**Required task:** Write out the material again exactly, please, and omit the pictures.

**Input for this task:**
* Begin *
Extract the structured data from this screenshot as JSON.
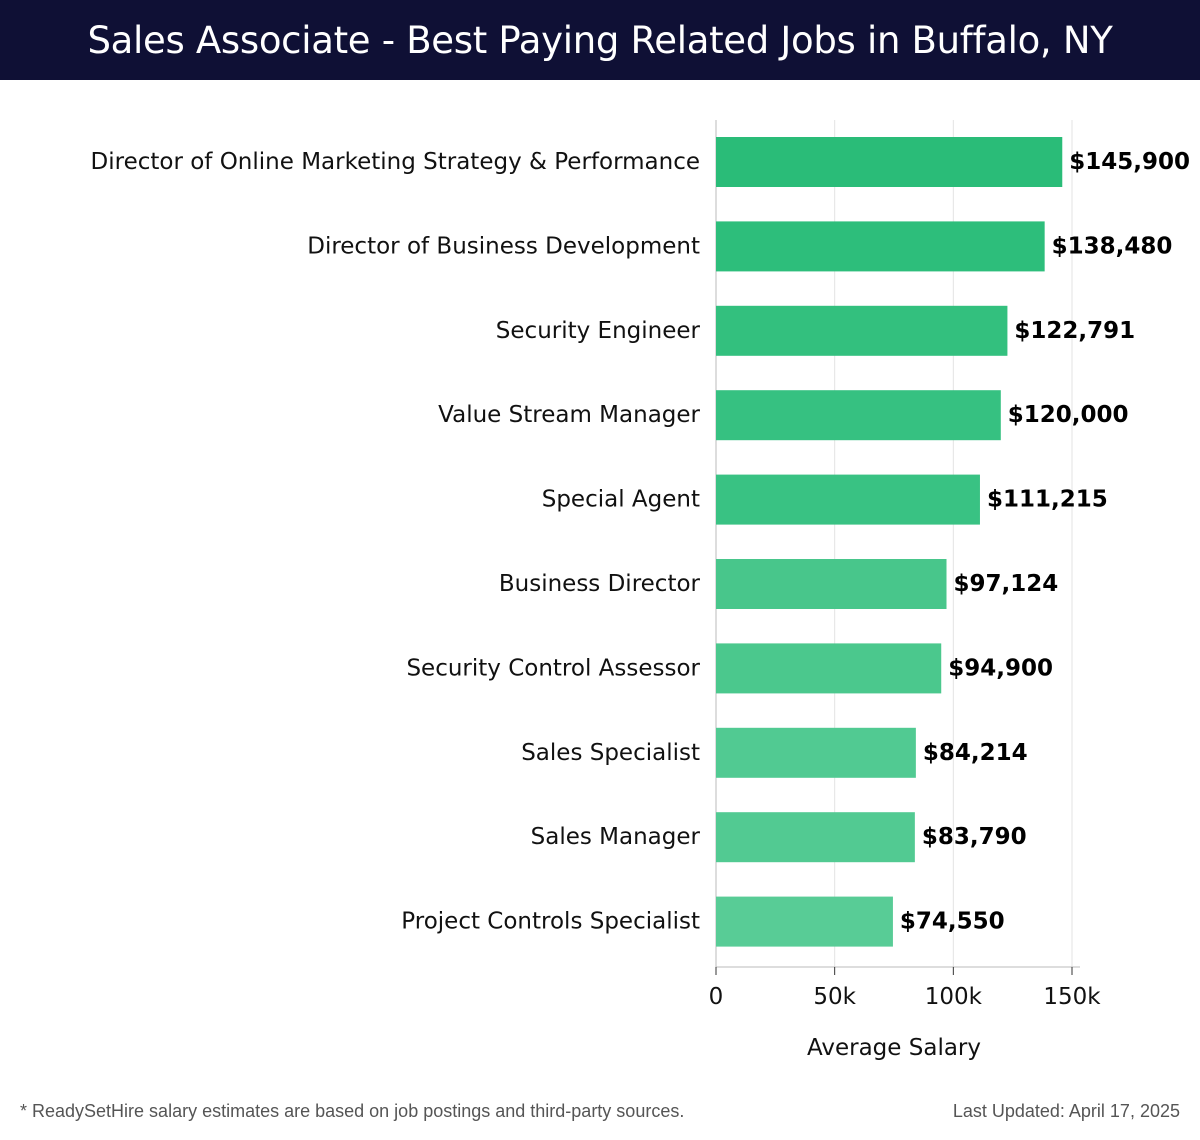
{
  "header": {
    "title": "Sales Associate - Best Paying Related Jobs in Buffalo, NY"
  },
  "chart_data": {
    "type": "bar",
    "orientation": "horizontal",
    "categories": [
      "Director of Online Marketing Strategy & Performance",
      "Director of Business Development",
      "Security Engineer",
      "Value Stream Manager",
      "Special Agent",
      "Business Director",
      "Security Control Assessor",
      "Sales Specialist",
      "Sales Manager",
      "Project Controls Specialist"
    ],
    "values": [
      145900,
      138480,
      122791,
      120000,
      111215,
      97124,
      94900,
      84214,
      83790,
      74550
    ],
    "value_labels": [
      "$145,900",
      "$138,480",
      "$122,791",
      "$120,000",
      "$111,215",
      "$97,124",
      "$94,900",
      "$84,214",
      "$83,790",
      "$74,550"
    ],
    "bar_colors": [
      "#2abc78",
      "#2dbe7b",
      "#33c07e",
      "#36c181",
      "#39c283",
      "#48c68b",
      "#4bc88d",
      "#51ca92",
      "#52ca92",
      "#58cc96"
    ],
    "xlabel": "Average Salary",
    "ylabel": "",
    "xlim": [
      0,
      150000
    ],
    "xticks": [
      0,
      50000,
      100000,
      150000
    ],
    "xtick_labels": [
      "0",
      "50k",
      "100k",
      "150k"
    ],
    "grid": "vertical"
  },
  "footer": {
    "note": "* ReadySetHire salary estimates are based on job postings and third-party sources.",
    "updated": "Last Updated: April 17, 2025"
  }
}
* End *
**Output below:**
Extract the structured data from this screenshot as JSON.
{
  "header": {
    "title": "Sales Associate - Best Paying Related Jobs in Buffalo, NY"
  },
  "chart_data": {
    "type": "bar",
    "orientation": "horizontal",
    "categories": [
      "Director of Online Marketing Strategy & Performance",
      "Director of Business Development",
      "Security Engineer",
      "Value Stream Manager",
      "Special Agent",
      "Business Director",
      "Security Control Assessor",
      "Sales Specialist",
      "Sales Manager",
      "Project Controls Specialist"
    ],
    "values": [
      145900,
      138480,
      122791,
      120000,
      111215,
      97124,
      94900,
      84214,
      83790,
      74550
    ],
    "value_labels": [
      "$145,900",
      "$138,480",
      "$122,791",
      "$120,000",
      "$111,215",
      "$97,124",
      "$94,900",
      "$84,214",
      "$83,790",
      "$74,550"
    ],
    "bar_colors": [
      "#2abc78",
      "#2dbe7b",
      "#33c07e",
      "#36c181",
      "#39c283",
      "#48c68b",
      "#4bc88d",
      "#51ca92",
      "#52ca92",
      "#58cc96"
    ],
    "xlabel": "Average Salary",
    "ylabel": "",
    "xlim": [
      0,
      150000
    ],
    "xticks": [
      0,
      50000,
      100000,
      150000
    ],
    "xtick_labels": [
      "0",
      "50k",
      "100k",
      "150k"
    ],
    "grid": "vertical"
  },
  "footer": {
    "note": "* ReadySetHire salary estimates are based on job postings and third-party sources.",
    "updated": "Last Updated: April 17, 2025"
  }
}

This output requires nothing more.